• [What the task requires] Output each entry exactly; skip nothing.

Extracted data entries
#####

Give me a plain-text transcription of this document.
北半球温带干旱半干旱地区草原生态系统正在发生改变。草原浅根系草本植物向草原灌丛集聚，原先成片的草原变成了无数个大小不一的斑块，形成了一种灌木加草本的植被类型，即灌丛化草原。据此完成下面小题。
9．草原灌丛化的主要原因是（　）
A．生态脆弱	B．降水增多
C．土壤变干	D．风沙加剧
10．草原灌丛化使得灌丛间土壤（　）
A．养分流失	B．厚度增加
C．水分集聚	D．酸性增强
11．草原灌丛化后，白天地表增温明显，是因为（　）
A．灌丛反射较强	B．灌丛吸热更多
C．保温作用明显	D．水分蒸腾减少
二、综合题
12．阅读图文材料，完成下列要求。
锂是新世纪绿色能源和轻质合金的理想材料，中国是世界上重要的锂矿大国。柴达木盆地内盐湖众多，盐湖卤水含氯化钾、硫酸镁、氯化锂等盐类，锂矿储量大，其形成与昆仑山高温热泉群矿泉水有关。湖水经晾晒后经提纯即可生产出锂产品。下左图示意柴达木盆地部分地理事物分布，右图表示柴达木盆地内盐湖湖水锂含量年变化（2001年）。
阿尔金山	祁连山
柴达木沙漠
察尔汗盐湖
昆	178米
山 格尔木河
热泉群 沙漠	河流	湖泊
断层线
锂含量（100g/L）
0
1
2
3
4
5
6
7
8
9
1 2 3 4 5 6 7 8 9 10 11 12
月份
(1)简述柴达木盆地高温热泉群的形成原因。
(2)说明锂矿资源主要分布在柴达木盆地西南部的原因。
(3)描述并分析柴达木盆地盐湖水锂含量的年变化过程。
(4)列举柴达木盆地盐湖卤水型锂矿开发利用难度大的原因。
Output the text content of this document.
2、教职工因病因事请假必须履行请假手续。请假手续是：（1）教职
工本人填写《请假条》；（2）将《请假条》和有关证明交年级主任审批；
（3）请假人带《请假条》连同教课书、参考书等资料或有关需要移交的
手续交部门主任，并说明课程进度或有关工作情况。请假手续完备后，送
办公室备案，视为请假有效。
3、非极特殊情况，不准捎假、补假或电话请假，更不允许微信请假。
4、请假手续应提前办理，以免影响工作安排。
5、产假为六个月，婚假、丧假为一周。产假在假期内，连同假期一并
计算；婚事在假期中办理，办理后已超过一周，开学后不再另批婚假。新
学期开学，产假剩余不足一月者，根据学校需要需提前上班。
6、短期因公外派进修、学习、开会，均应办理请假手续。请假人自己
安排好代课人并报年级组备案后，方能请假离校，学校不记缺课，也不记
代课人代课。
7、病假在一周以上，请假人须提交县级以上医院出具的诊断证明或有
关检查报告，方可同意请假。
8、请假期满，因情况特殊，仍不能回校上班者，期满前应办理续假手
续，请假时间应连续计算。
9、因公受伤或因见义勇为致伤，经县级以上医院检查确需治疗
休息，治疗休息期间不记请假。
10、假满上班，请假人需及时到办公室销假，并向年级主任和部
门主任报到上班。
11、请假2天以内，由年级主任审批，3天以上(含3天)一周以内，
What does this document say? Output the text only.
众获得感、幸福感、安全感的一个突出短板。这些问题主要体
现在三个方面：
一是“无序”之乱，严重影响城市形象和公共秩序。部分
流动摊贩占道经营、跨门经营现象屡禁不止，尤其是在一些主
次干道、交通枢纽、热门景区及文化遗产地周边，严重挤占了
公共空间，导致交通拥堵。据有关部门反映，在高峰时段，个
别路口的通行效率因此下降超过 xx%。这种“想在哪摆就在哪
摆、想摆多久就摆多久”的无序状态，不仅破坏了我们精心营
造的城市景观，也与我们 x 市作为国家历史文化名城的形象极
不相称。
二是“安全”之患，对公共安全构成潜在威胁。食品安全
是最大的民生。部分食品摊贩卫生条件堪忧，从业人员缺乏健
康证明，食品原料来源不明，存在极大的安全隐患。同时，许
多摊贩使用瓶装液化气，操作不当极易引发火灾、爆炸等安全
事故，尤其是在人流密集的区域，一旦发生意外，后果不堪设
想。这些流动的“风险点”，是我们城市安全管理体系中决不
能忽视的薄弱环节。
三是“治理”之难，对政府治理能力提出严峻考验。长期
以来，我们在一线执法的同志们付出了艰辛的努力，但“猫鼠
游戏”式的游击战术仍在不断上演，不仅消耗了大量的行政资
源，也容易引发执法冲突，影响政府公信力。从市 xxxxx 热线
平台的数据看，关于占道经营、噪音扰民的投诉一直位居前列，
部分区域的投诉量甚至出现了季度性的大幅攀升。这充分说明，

#####

• [Answer in full]
Give me a plain-text transcription of this document.
北半球温带干旱半干旱地区草原生态系统正在发生改变。草原浅根系草本植物向草原灌丛集聚，原先成片的草原变成了无数个大小不一的斑块，形成了一种灌木加草本的植被类型，即灌丛化草原。据此完成下面小题。
9．草原灌丛化的主要原因是（　）
A．生态脆弱	B．降水增多
C．土壤变干	D．风沙加剧
10．草原灌丛化使得灌丛间土壤（　）
A．养分流失	B．厚度增加
C．水分集聚	D．酸性增强
11．草原灌丛化后，白天地表增温明显，是因为（　）
A．灌丛反射较强	B．灌丛吸热更多
C．保温作用明显	D．水分蒸腾减少
二、综合题
12．阅读图文材料，完成下列要求。
锂是新世纪绿色能源和轻质合金的理想材料，中国是世界上重要的锂矿大国。柴达木盆地内盐湖众多，盐湖卤水含氯化钾、硫酸镁、氯化锂等盐类，锂矿储量大，其形成与昆仑山高温热泉群矿泉水有关。湖水经晾晒后经提纯即可生产出锂产品。下左图示意柴达木盆地部分地理事物分布，右图表示柴达木盆地内盐湖湖水锂含量年变化（2001年）。
阿尔金山	祁连山
柴达木沙漠
察尔汗盐湖
昆	178米
山 格尔木河
热泉群 沙漠	河流	湖泊
断层线
锂含量（100g/L）
0
1
2
3
4
5
6
7
8
9
1 2 3 4 5 6 7 8 9 10 11 12
月份
(1)简述柴达木盆地高温热泉群的形成原因。
(2)说明锂矿资源主要分布在柴达木盆地西南部的原因。
(3)描述并分析柴达木盆地盐湖水锂含量的年变化过程。
(4)列举柴达木盆地盐湖卤水型锂矿开发利用难度大的原因。
Output the text content of this document.
2、教职工因病因事请假必须履行请假手续。请假手续是：（1）教职
工本人填写《请假条》；（2）将《请假条》和有关证明交年级主任审批；
（3）请假人带《请假条》连同教课书、参考书等资料或有关需要移交的
手续交部门主任，并说明课程进度或有关工作情况。请假手续完备后，送
办公室备案，视为请假有效。
3、非极特殊情况，不准捎假、补假或电话请假，更不允许微信请假。
4、请假手续应提前办理，以免影响工作安排。
5、产假为六个月，婚假、丧假为一周。产假在假期内，连同假期一并
计算；婚事在假期中办理，办理后已超过一周，开学后不再另批婚假。新
学期开学，产假剩余不足一月者，根据学校需要需提前上班。
6、短期因公外派进修、学习、开会，均应办理请假手续。请假人自己
安排好代课人并报年级组备案后，方能请假离校，学校不记缺课，也不记
代课人代课。
7、病假在一周以上，请假人须提交县级以上医院出具的诊断证明或有
关检查报告，方可同意请假。
8、请假期满，因情况特殊，仍不能回校上班者，期满前应办理续假手
续，请假时间应连续计算。
9、因公受伤或因见义勇为致伤，经县级以上医院检查确需治疗
休息，治疗休息期间不记请假。
10、假满上班，请假人需及时到办公室销假，并向年级主任和部
门主任报到上班。
11、请假2天以内，由年级主任审批，3天以上(含3天)一周以内，
What does this document say? Output the text only.
众获得感、幸福感、安全感的一个突出短板。这些问题主要体
现在三个方面：
一是“无序”之乱，严重影响城市形象和公共秩序。部分
流动摊贩占道经营、跨门经营现象屡禁不止，尤其是在一些主
次干道、交通枢纽、热门景区及文化遗产地周边，严重挤占了
公共空间，导致交通拥堵。据有关部门反映，在高峰时段，个
别路口的通行效率因此下降超过 xx%。这种“想在哪摆就在哪
摆、想摆多久就摆多久”的无序状态，不仅破坏了我们精心营
造的城市景观，也与我们 x 市作为国家历史文化名城的形象极
不相称。
二是“安全”之患，对公共安全构成潜在威胁。食品安全
是最大的民生。部分食品摊贩卫生条件堪忧，从业人员缺乏健
康证明，食品原料来源不明，存在极大的安全隐患。同时，许
多摊贩使用瓶装液化气，操作不当极易引发火灾、爆炸等安全
事故，尤其是在人流密集的区域，一旦发生意外，后果不堪设
想。这些流动的“风险点”，是我们城市安全管理体系中决不
能忽视的薄弱环节。
三是“治理”之难，对政府治理能力提出严峻考验。长期
以来，我们在一线执法的同志们付出了艰辛的努力，但“猫鼠
游戏”式的游击战术仍在不断上演，不仅消耗了大量的行政资
源，也容易引发执法冲突，影响政府公信力。从市 xxxxx 热线
平台的数据看，关于占道经营、噪音扰民的投诉一直位居前列，
部分区域的投诉量甚至出现了季度性的大幅攀升。这充分说明，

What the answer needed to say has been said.